> Short exercise: Output the entries word for word. Omit images.

Dataset items
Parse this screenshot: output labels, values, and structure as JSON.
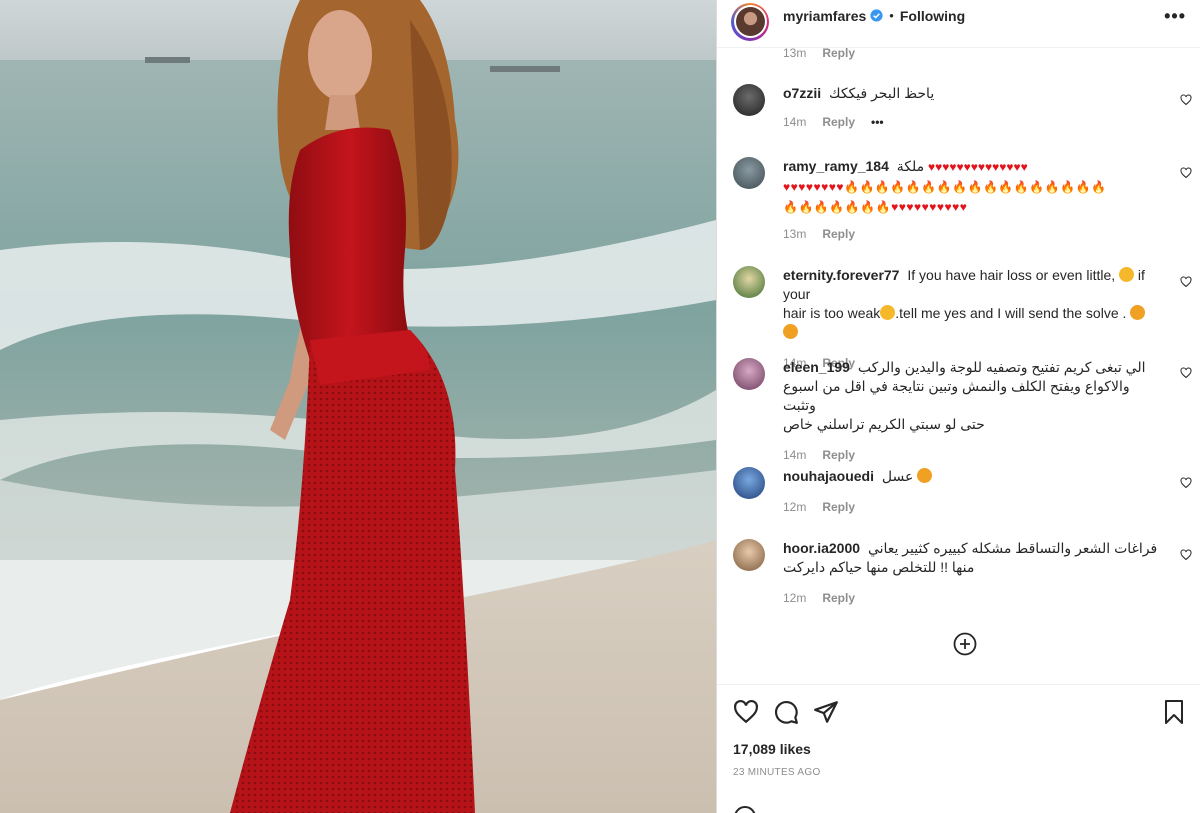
{
  "post": {
    "username": "myriamfares",
    "separator": "•",
    "follow_status": "Following",
    "more_label": "•••"
  },
  "top_reply": {
    "time": "13m",
    "reply": "Reply"
  },
  "comments": [
    {
      "user": "o7zzii",
      "text": "ياحظ البحر فيككك",
      "time": "14m",
      "reply": "Reply",
      "extra": "•••"
    },
    {
      "user": "ramy_ramy_184",
      "text": "ملكة",
      "hearts_line1": "♥♥♥♥♥♥♥♥♥♥♥♥♥♥",
      "line2": "♥♥♥♥♥♥♥♥🔥🔥🔥🔥🔥🔥🔥🔥🔥🔥🔥🔥🔥🔥🔥🔥🔥",
      "line3": "🔥🔥🔥🔥🔥🔥🔥♥♥♥♥♥♥♥♥♥♥",
      "time": "13m",
      "reply": "Reply"
    },
    {
      "user": "eternity.forever77",
      "text_a": "If you have hair loss or even little,",
      "text_b": "if your",
      "text_c": "hair is too weak",
      "text_d": ".tell me yes and I will send the solve .",
      "time": "14m",
      "reply": "Reply"
    },
    {
      "user": "eleen_199",
      "text": "الي تبغى كريم تفتيح وتصفيه للوجة واليدين والركب",
      "line2": "والاكواع ويفتح الكلف والنمش وتبين نتايجة في اقل من اسبوع وتثبت",
      "line3": "حتى لو سبتي الكريم تراسلني خاص",
      "time": "14m",
      "reply": "Reply"
    },
    {
      "user": "nouhajaouedi",
      "text": "عسل",
      "time": "12m",
      "reply": "Reply"
    },
    {
      "user": "hoor.ia2000",
      "text": "فراغات الشعر والتساقط مشكله كبييره كثيير يعاني",
      "line2": "منها !! للتخلص منها حياكم دايركت",
      "time": "12m",
      "reply": "Reply"
    }
  ],
  "footer": {
    "likes": "17,089 likes",
    "time_ago": "23 MINUTES AGO"
  },
  "colors": {
    "verified_blue": "#3897f0",
    "heart_red": "#e3151a",
    "dress_red": "#c4141c"
  },
  "icons": [
    "heart-icon",
    "comment-icon",
    "share-icon",
    "bookmark-icon",
    "add-comments-icon",
    "more-icon",
    "verified-icon"
  ]
}
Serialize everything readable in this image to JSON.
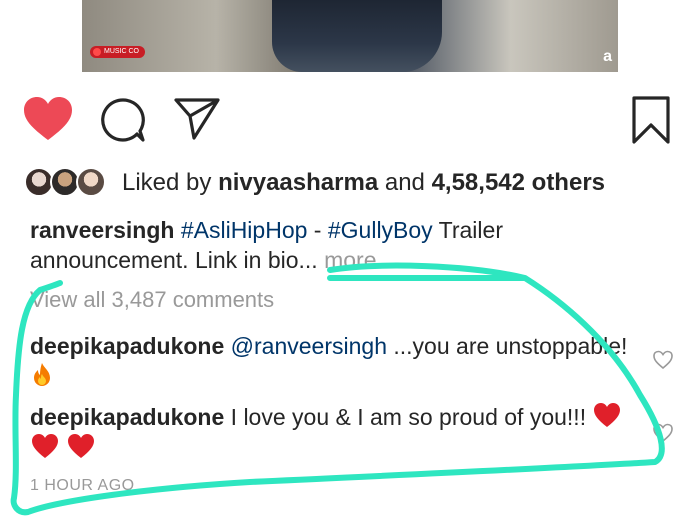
{
  "media": {
    "badge_text": "MUSIC CO",
    "corner_mark": "a"
  },
  "actions": {
    "like_icon": "heart-filled-icon",
    "comment_icon": "comment-bubble-icon",
    "share_icon": "send-arrow-icon",
    "save_icon": "bookmark-icon",
    "like_color": "#ed4956"
  },
  "likes": {
    "prefix": "Liked by ",
    "user": "nivyaasharma",
    "connector": " and ",
    "count": "4,58,542 others"
  },
  "caption": {
    "username": "ranveersingh",
    "tag1": "#AsliHipHop",
    "separator": " - ",
    "tag2": "#GullyBoy",
    "text_line1": " Trailer",
    "text_line2": "announcement. Link in bio...",
    "more_label": " more"
  },
  "comments_link": "View all 3,487 comments",
  "comments": [
    {
      "username": "deepikapadukone",
      "mention": "@ranveersingh",
      "text": " ...you are unstoppable!",
      "emoji": "fire"
    },
    {
      "username": "deepikapadukone",
      "text": " I love you & I am so proud of you!!!",
      "emoji": "heart×3"
    }
  ],
  "timestamp": "1 HOUR AGO",
  "annotation_color": "#2ee6c0"
}
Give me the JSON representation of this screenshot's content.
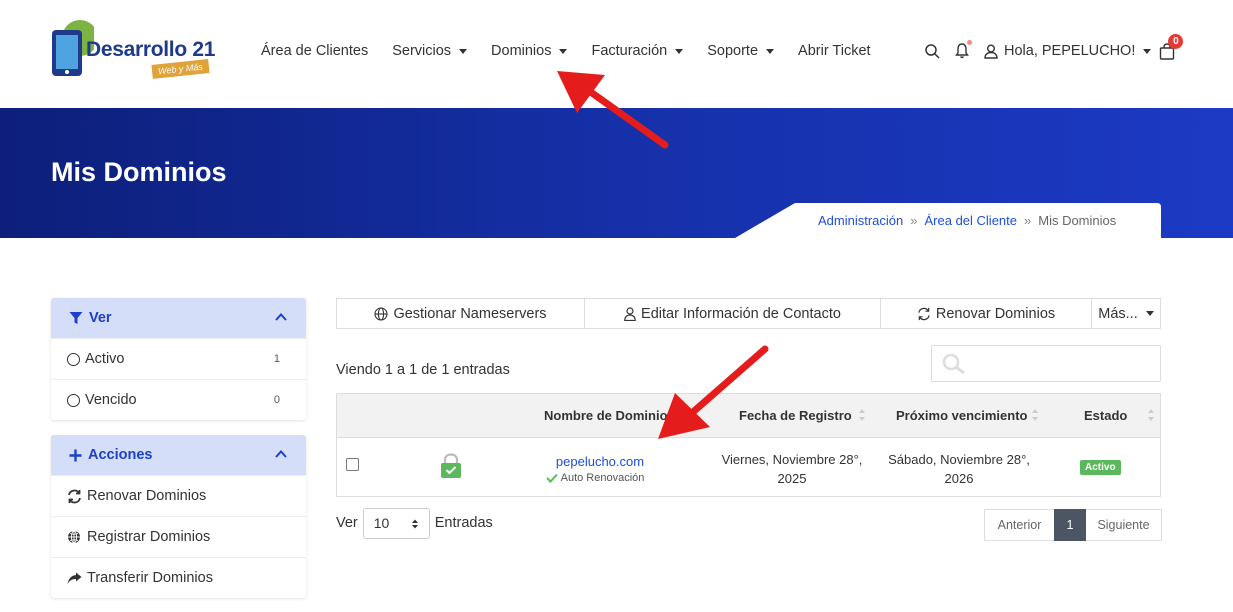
{
  "brand": {
    "name": "Desarrollo 21",
    "tagline": "Web y Más"
  },
  "nav": {
    "items": [
      {
        "label": "Área de Clientes",
        "dropdown": false
      },
      {
        "label": "Servicios",
        "dropdown": true
      },
      {
        "label": "Dominios",
        "dropdown": true
      },
      {
        "label": "Facturación",
        "dropdown": true
      },
      {
        "label": "Soporte",
        "dropdown": true
      },
      {
        "label": "Abrir Ticket",
        "dropdown": false
      }
    ],
    "greeting": "Hola, PEPELUCHO!",
    "cart_count": "0"
  },
  "banner": {
    "title": "Mis Dominios",
    "breadcrumb": [
      "Administración",
      "Área del Cliente",
      "Mis Dominios"
    ]
  },
  "sidebar": {
    "view": {
      "title": "Ver",
      "items": [
        {
          "label": "Activo",
          "count": "1"
        },
        {
          "label": "Vencido",
          "count": "0"
        }
      ]
    },
    "actions": {
      "title": "Acciones",
      "items": [
        {
          "label": "Renovar Dominios",
          "icon": "refresh-icon"
        },
        {
          "label": "Registrar Dominios",
          "icon": "globe-icon"
        },
        {
          "label": "Transferir Dominios",
          "icon": "share-icon"
        }
      ]
    }
  },
  "toolbar": {
    "nameservers": "Gestionar Nameservers",
    "contact": "Editar Información de Contacto",
    "renew": "Renovar Dominios",
    "more": "Más..."
  },
  "table": {
    "info": "Viendo 1 a 1 de 1 entradas",
    "columns": [
      "Nombre de Dominio",
      "Fecha de Registro",
      "Próximo vencimiento",
      "Estado"
    ],
    "rows": [
      {
        "domain": "pepelucho.com",
        "auto_renew": "Auto Renovación",
        "registered_line1": "Viernes, Noviembre 28°,",
        "registered_line2": "2025",
        "expires_line1": "Sábado, Noviembre 28°,",
        "expires_line2": "2026",
        "status": "Activo"
      }
    ]
  },
  "footer_controls": {
    "show_label": "Ver",
    "page_size": "10",
    "entries_label": "Entradas",
    "prev": "Anterior",
    "current_page": "1",
    "next": "Siguiente"
  },
  "colors": {
    "accent": "#1d3fc9",
    "banner_start": "#0d1f7a",
    "banner_end": "#1c3ac4",
    "status_active": "#5cb85c",
    "annotation_arrow": "#e51c1c"
  }
}
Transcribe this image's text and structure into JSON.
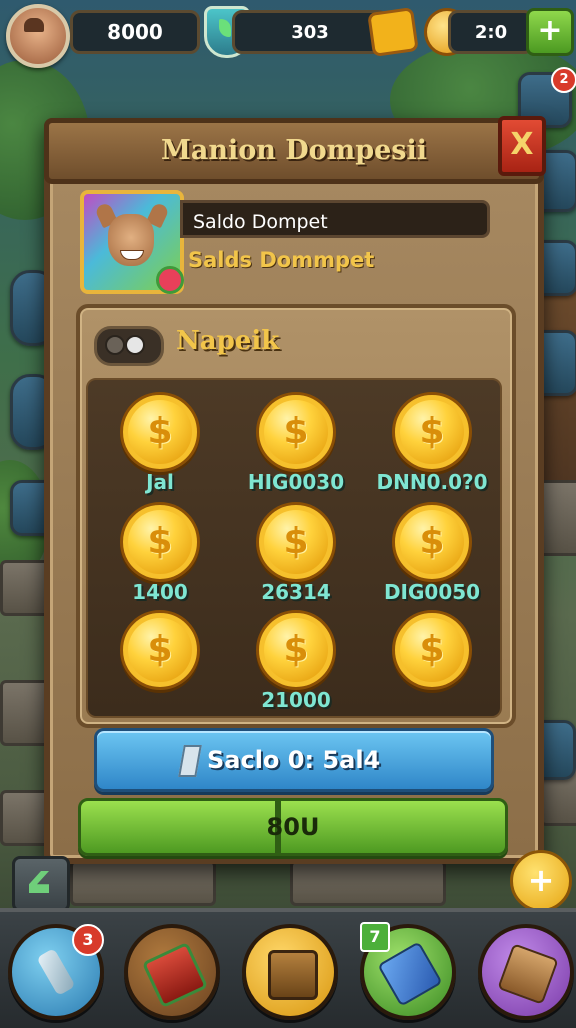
{
  "hud": {
    "player_count": "8000",
    "shield_value": "303",
    "coin_value": "2:0"
  },
  "dialog": {
    "title": "Manion Dompesii",
    "close_label": "X",
    "profile_name": "Saldo Dompet",
    "profile_subtitle": "Salds Dommpet",
    "section_title": "Napeik",
    "coins": [
      {
        "symbol": "$",
        "value": "Jal"
      },
      {
        "symbol": "$",
        "value": "HIG0030"
      },
      {
        "symbol": "$",
        "value": "DNN0.0?0"
      },
      {
        "symbol": "$",
        "value": "1400"
      },
      {
        "symbol": "$",
        "value": "26314"
      },
      {
        "symbol": "$",
        "value": "DIG0050"
      },
      {
        "symbol": "$",
        "value": ""
      },
      {
        "symbol": "$",
        "value": "21000"
      },
      {
        "symbol": "$",
        "value": ""
      }
    ],
    "blue_button_label": "Saclo 0: 5al4",
    "green_button_label": "80U"
  },
  "side": {
    "top_badge": "2"
  },
  "bottom_nav": {
    "badge_left": "3",
    "badge_green": "7",
    "plus_label": "+"
  },
  "colors": {
    "coin_value_text": "#7fe6d2",
    "title_text": "#f1d98e",
    "accent_gold": "#f2c54a"
  },
  "icons": [
    "avatar",
    "shield-icon",
    "star-icon",
    "coin-icon",
    "plus-icon",
    "close-icon",
    "toggle-icon",
    "gem-icon",
    "back-icon",
    "potion-icon",
    "scroll-icon",
    "chest-icon",
    "crystal-icon",
    "wood-icon"
  ]
}
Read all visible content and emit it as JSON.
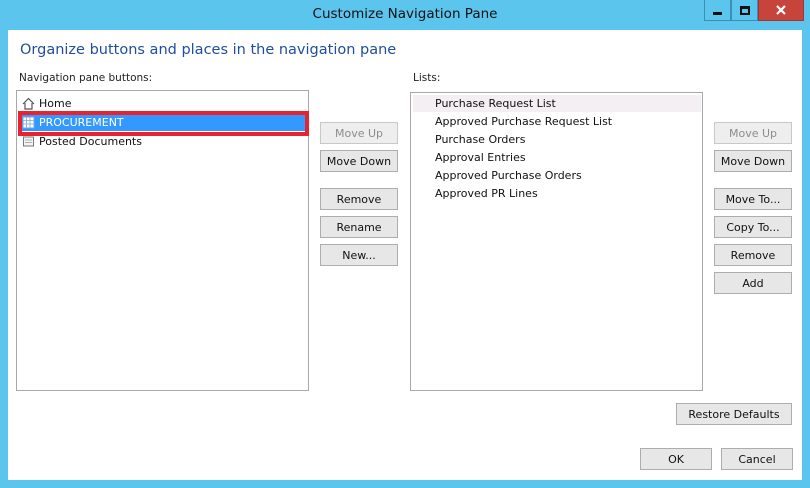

> Response for this exercise:
Parse this screenshot: output labels, values, and structure as JSON.
{
  "post": {
    "username": "myriamfares",
    "separator": "•",
    "follow_status": "Following",
    "more_label": "•••"
  },
  "top_reply": {
    "time": "13m",
    "reply": "Reply"
  },
  "comments": [
    {
      "user": "o7zzii",
      "text": "ياحظ البحر فيككك",
      "time": "14m",
      "reply": "Reply",
      "extra": "•••"
    },
    {
      "user": "ramy_ramy_184",
      "text": "ملكة",
      "hearts_line1": "♥♥♥♥♥♥♥♥♥♥♥♥♥♥",
      "line2": "♥♥♥♥♥♥♥♥🔥🔥🔥🔥🔥🔥🔥🔥🔥🔥🔥🔥🔥🔥🔥🔥🔥",
      "line3": "🔥🔥🔥🔥🔥🔥🔥♥♥♥♥♥♥♥♥♥♥",
      "time": "13m",
      "reply": "Reply"
    },
    {
      "user": "eternity.forever77",
      "text_a": "If you have hair loss or even little,",
      "text_b": "if your",
      "text_c": "hair is too weak",
      "text_d": ".tell me yes and I will send the solve .",
      "time": "14m",
      "reply": "Reply"
    },
    {
      "user": "eleen_199",
      "text": "الي تبغى كريم تفتيح وتصفيه للوجة واليدين والركب",
      "line2": "والاكواع ويفتح الكلف والنمش وتبين نتايجة في اقل من اسبوع وتثبت",
      "line3": "حتى لو سبتي الكريم تراسلني خاص",
      "time": "14m",
      "reply": "Reply"
    },
    {
      "user": "nouhajaouedi",
      "text": "عسل",
      "time": "12m",
      "reply": "Reply"
    },
    {
      "user": "hoor.ia2000",
      "text": "فراغات الشعر والتساقط مشكله كبييره كثيير يعاني",
      "line2": "منها !! للتخلص منها حياكم دايركت",
      "time": "12m",
      "reply": "Reply"
    }
  ],
  "footer": {
    "likes": "17,089 likes",
    "time_ago": "23 MINUTES AGO"
  },
  "colors": {
    "verified_blue": "#3897f0",
    "heart_red": "#e3151a",
    "dress_red": "#c4141c"
  },
  "icons": [
    "heart-icon",
    "comment-icon",
    "share-icon",
    "bookmark-icon",
    "add-comments-icon",
    "more-icon",
    "verified-icon"
  ]
}
Serialize everything readable in this image to JSON.
{
  "media": {
    "badge_text": "MUSIC CO",
    "corner_mark": "a"
  },
  "actions": {
    "like_icon": "heart-filled-icon",
    "comment_icon": "comment-bubble-icon",
    "share_icon": "send-arrow-icon",
    "save_icon": "bookmark-icon",
    "like_color": "#ed4956"
  },
  "likes": {
    "prefix": "Liked by ",
    "user": "nivyaasharma",
    "connector": " and ",
    "count": "4,58,542 others"
  },
  "caption": {
    "username": "ranveersingh",
    "tag1": "#AsliHipHop",
    "separator": " - ",
    "tag2": "#GullyBoy",
    "text_line1": " Trailer",
    "text_line2": "announcement. Link in bio...",
    "more_label": " more"
  },
  "comments_link": "View all 3,487 comments",
  "comments": [
    {
      "username": "deepikapadukone",
      "mention": "@ranveersingh",
      "text": " ...you are unstoppable!",
      "emoji": "fire"
    },
    {
      "username": "deepikapadukone",
      "text": " I love you & I am so proud of you!!!",
      "emoji": "heart×3"
    }
  ],
  "timestamp": "1 HOUR AGO",
  "annotation_color": "#2ee6c0"
}
Give me the JSON representation of this screenshot's content.
{
  "brand": {
    "name": "Desarrollo 21",
    "tagline": "Web y Más"
  },
  "nav": {
    "items": [
      {
        "label": "Área de Clientes",
        "dropdown": false
      },
      {
        "label": "Servicios",
        "dropdown": true
      },
      {
        "label": "Dominios",
        "dropdown": true
      },
      {
        "label": "Facturación",
        "dropdown": true
      },
      {
        "label": "Soporte",
        "dropdown": true
      },
      {
        "label": "Abrir Ticket",
        "dropdown": false
      }
    ],
    "greeting": "Hola, PEPELUCHO!",
    "cart_count": "0"
  },
  "banner": {
    "title": "Mis Dominios",
    "breadcrumb": [
      "Administración",
      "Área del Cliente",
      "Mis Dominios"
    ]
  },
  "sidebar": {
    "view": {
      "title": "Ver",
      "items": [
        {
          "label": "Activo",
          "count": "1"
        },
        {
          "label": "Vencido",
          "count": "0"
        }
      ]
    },
    "actions": {
      "title": "Acciones",
      "items": [
        {
          "label": "Renovar Dominios",
          "icon": "refresh-icon"
        },
        {
          "label": "Registrar Dominios",
          "icon": "globe-icon"
        },
        {
          "label": "Transferir Dominios",
          "icon": "share-icon"
        }
      ]
    }
  },
  "toolbar": {
    "nameservers": "Gestionar Nameservers",
    "contact": "Editar Información de Contacto",
    "renew": "Renovar Dominios",
    "more": "Más..."
  },
  "table": {
    "info": "Viendo 1 a 1 de 1 entradas",
    "columns": [
      "Nombre de Dominio",
      "Fecha de Registro",
      "Próximo vencimiento",
      "Estado"
    ],
    "rows": [
      {
        "domain": "pepelucho.com",
        "auto_renew": "Auto Renovación",
        "registered_line1": "Viernes, Noviembre 28°,",
        "registered_line2": "2025",
        "expires_line1": "Sábado, Noviembre 28°,",
        "expires_line2": "2026",
        "status": "Activo"
      }
    ]
  },
  "footer_controls": {
    "show_label": "Ver",
    "page_size": "10",
    "entries_label": "Entradas",
    "prev": "Anterior",
    "current_page": "1",
    "next": "Siguiente"
  },
  "colors": {
    "accent": "#1d3fc9",
    "banner_start": "#0d1f7a",
    "banner_end": "#1c3ac4",
    "status_active": "#5cb85c",
    "annotation_arrow": "#e51c1c"
  }
}
Transcribe this image's text and structure into JSON.
{
  "hud": {
    "player_count": "8000",
    "shield_value": "303",
    "coin_value": "2:0"
  },
  "dialog": {
    "title": "Manion Dompesii",
    "close_label": "X",
    "profile_name": "Saldo Dompet",
    "profile_subtitle": "Salds Dommpet",
    "section_title": "Napeik",
    "coins": [
      {
        "symbol": "$",
        "value": "Jal"
      },
      {
        "symbol": "$",
        "value": "HIG0030"
      },
      {
        "symbol": "$",
        "value": "DNN0.0?0"
      },
      {
        "symbol": "$",
        "value": "1400"
      },
      {
        "symbol": "$",
        "value": "26314"
      },
      {
        "symbol": "$",
        "value": "DIG0050"
      },
      {
        "symbol": "$",
        "value": ""
      },
      {
        "symbol": "$",
        "value": "21000"
      },
      {
        "symbol": "$",
        "value": ""
      }
    ],
    "blue_button_label": "Saclo 0: 5al4",
    "green_button_label": "80U"
  },
  "side": {
    "top_badge": "2"
  },
  "bottom_nav": {
    "badge_left": "3",
    "badge_green": "7",
    "plus_label": "+"
  },
  "colors": {
    "coin_value_text": "#7fe6d2",
    "title_text": "#f1d98e",
    "accent_gold": "#f2c54a"
  },
  "icons": [
    "avatar",
    "shield-icon",
    "star-icon",
    "coin-icon",
    "plus-icon",
    "close-icon",
    "toggle-icon",
    "gem-icon",
    "back-icon",
    "potion-icon",
    "scroll-icon",
    "chest-icon",
    "crystal-icon",
    "wood-icon"
  ]
}
Read all visible content and emit it as JSON.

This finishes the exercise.